**Work to complete:** Keep only those lines of the records that include the string "controls".

Extracted data entries:
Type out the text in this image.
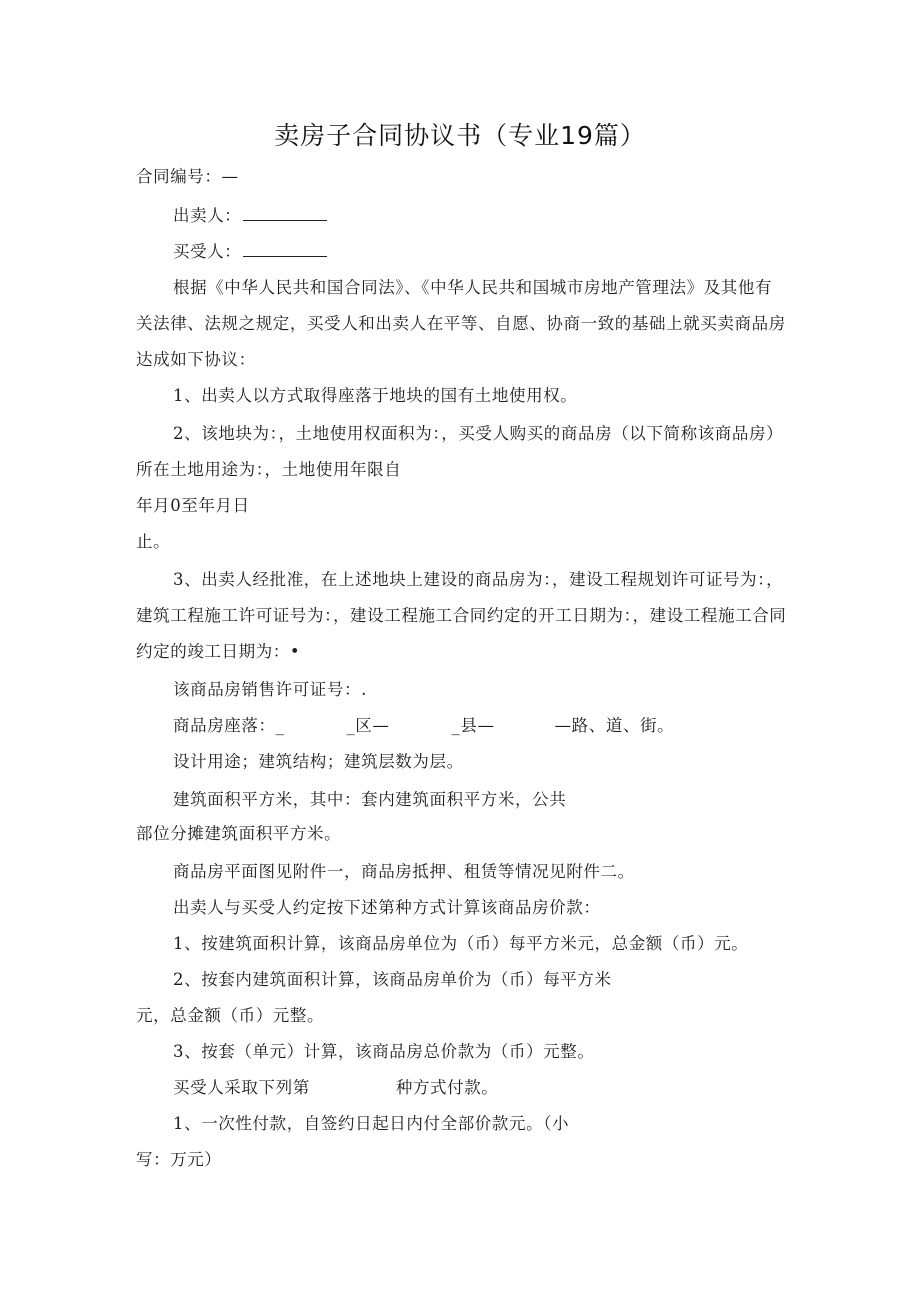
卖房子合同协议书（专业19篇）
合同编号：—
出卖人：
买受人：
根据《中华人民共和国合同法》、《中华人民共和国城市房地产管理法》及其他有
关法律、法规之规定，买受人和出卖人在平等、自愿、协商一致的基础上就买卖商品房
达成如下协议：
1、出卖人以方式取得座落于地块的国有土地使用权。
2、该地块为：，土地使用权面积为：，买受人购买的商品房（以下简称该商品房）
所在土地用途为：，土地使用年限自
年月0至年月日
止。
3、出卖人经批准，在上述地块上建设的商品房为：，建设工程规划许可证号为：，
建筑工程施工许可证号为：，建设工程施工合同约定的开工日期为：，建设工程施工合同
约定的竣工日期为：•
该商品房销售许可证号：.
商品房座落：_	_区—	_县—	—路、道、街。
设计用途；建筑结构；建筑层数为层。
建筑面积平方米，其中：套内建筑面积平方米，公共
部位分摊建筑面积平方米。
商品房平面图见附件一，商品房抵押、租赁等情况见附件二。
出卖人与买受人约定按下述第种方式计算该商品房价款：
1、按建筑面积计算，该商品房单位为（币）每平方米元，总金额（币）元。
2、按套内建筑面积计算，该商品房单价为（币）每平方米
元，总金额（币）元整。
3、按套（单元）计算，该商品房总价款为（币）元整。
买受人采取下列第	种方式付款。
1、一次性付款，自签约日起日内付全部价款元。（小
写：万元）
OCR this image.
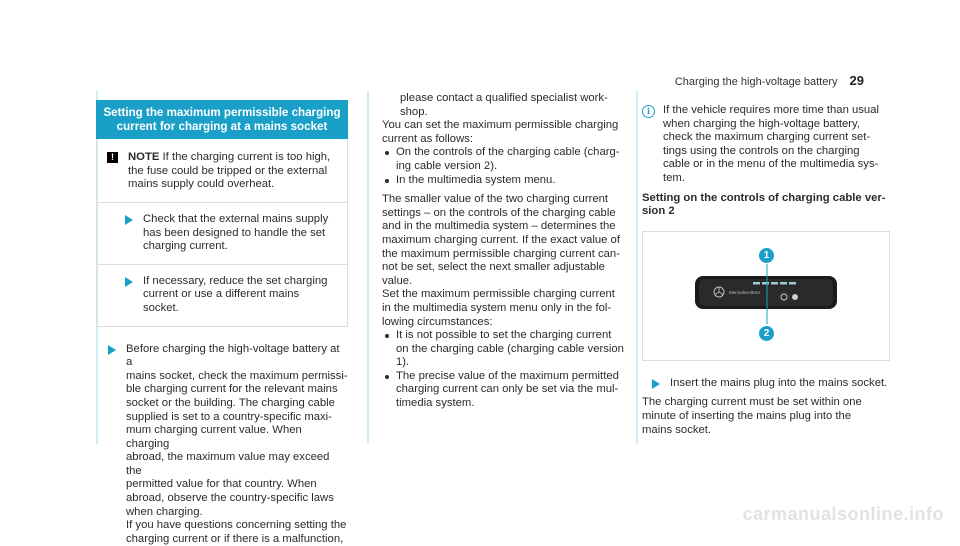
Charging the high-voltage battery 29
Setting the maximum permissible charging
current for charging at a mains socket
!	NOTE If the charging current is too high,

the fuse could be tripped or the external

mains supply could overheat.

Check that the external mains supply

has been designed to handle the set

charging current.

If necessary, reduce the set charging

current or use a different mains socket.

Before charging the high-voltage battery at a

mains socket, check the maximum permissi-

ble charging current for the relevant mains

socket or the building. The charging cable

supplied is set to a country-specific maxi-

mum charging current value. When charging

abroad, the maximum value may exceed the

permitted value for that country. When

abroad, observe the country-specific laws

when charging.

If you have questions concerning setting the

charging current or if there is a malfunction,

please contact a qualified specialist work-

shop.

You can set the maximum permissible charging

current as follows:

On the controls of the charging cable (charg-

ing cable version 2).

In the multimedia system menu.

The smaller value of the two charging current

settings – on the controls of the charging cable

and in the multimedia system – determines the

maximum charging current. If the exact value of

the maximum permissible charging current can-

not be set, select the next smaller adjustable

value.

Set the maximum permissible charging current

in the multimedia system menu only in the fol-

lowing circumstances:

It is not possible to set the charging current

on the charging cable (charging cable version

1).

The precise value of the maximum permitted

charging current can only be set via the mul-

timedia system.

i	If the vehicle requires more time than usual

when charging the high-voltage battery,

check the maximum charging current set-

tings using the controls on the charging

cable or in the menu of the multimedia sys-

tem.

Setting on the controls of charging cable ver-

sion 2

Mercedes-Benz
1
2

Insert the mains plug into the mains socket.

The charging current must be set within one

minute of inserting the mains plug into the

mains socket.

carmanualsonline.info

**Solution to this problem:**
On the controls of the charging cable (charg-
settings – on the controls of the charging cable
tings using the controls on the charging
Setting on the controls of charging cable ver-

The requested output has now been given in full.